[LISTED RECORDS]
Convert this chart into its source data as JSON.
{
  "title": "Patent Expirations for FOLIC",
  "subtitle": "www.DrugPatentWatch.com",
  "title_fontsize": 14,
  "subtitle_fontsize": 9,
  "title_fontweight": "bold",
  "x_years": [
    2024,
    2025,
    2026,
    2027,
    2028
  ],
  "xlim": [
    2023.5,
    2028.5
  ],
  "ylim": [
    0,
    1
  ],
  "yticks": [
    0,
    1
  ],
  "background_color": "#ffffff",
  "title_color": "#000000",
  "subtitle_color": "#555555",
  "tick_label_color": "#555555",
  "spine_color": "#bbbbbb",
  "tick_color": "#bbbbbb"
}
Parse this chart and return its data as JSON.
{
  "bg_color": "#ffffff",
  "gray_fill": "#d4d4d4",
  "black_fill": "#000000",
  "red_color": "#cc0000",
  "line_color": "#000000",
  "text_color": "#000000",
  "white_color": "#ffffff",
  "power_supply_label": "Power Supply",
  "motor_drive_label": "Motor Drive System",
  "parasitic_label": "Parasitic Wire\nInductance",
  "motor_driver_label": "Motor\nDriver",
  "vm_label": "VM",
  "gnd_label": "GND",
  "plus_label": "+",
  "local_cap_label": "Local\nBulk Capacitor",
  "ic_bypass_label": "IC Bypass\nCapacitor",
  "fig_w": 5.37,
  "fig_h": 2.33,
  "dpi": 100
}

[WHAT IS EXPECTED] All of the data must be returned exactly.

[EXPECTED ANSWER]
Convert this chart into its source data as JSON.
{
  "title": "Patent Expirations for FOLIC",
  "subtitle": "www.DrugPatentWatch.com",
  "title_fontsize": 14,
  "subtitle_fontsize": 9,
  "title_fontweight": "bold",
  "x_years": [
    2024,
    2025,
    2026,
    2027,
    2028
  ],
  "xlim": [
    2023.5,
    2028.5
  ],
  "ylim": [
    0,
    1
  ],
  "yticks": [
    0,
    1
  ],
  "background_color": "#ffffff",
  "title_color": "#000000",
  "subtitle_color": "#555555",
  "tick_label_color": "#555555",
  "spine_color": "#bbbbbb",
  "tick_color": "#bbbbbb"
}
Parse this chart and return its data as JSON.
{
  "bg_color": "#ffffff",
  "gray_fill": "#d4d4d4",
  "black_fill": "#000000",
  "red_color": "#cc0000",
  "line_color": "#000000",
  "text_color": "#000000",
  "white_color": "#ffffff",
  "power_supply_label": "Power Supply",
  "motor_drive_label": "Motor Drive System",
  "parasitic_label": "Parasitic Wire\nInductance",
  "motor_driver_label": "Motor\nDriver",
  "vm_label": "VM",
  "gnd_label": "GND",
  "plus_label": "+",
  "local_cap_label": "Local\nBulk Capacitor",
  "ic_bypass_label": "IC Bypass\nCapacitor",
  "fig_w": 5.37,
  "fig_h": 2.33,
  "dpi": 100
}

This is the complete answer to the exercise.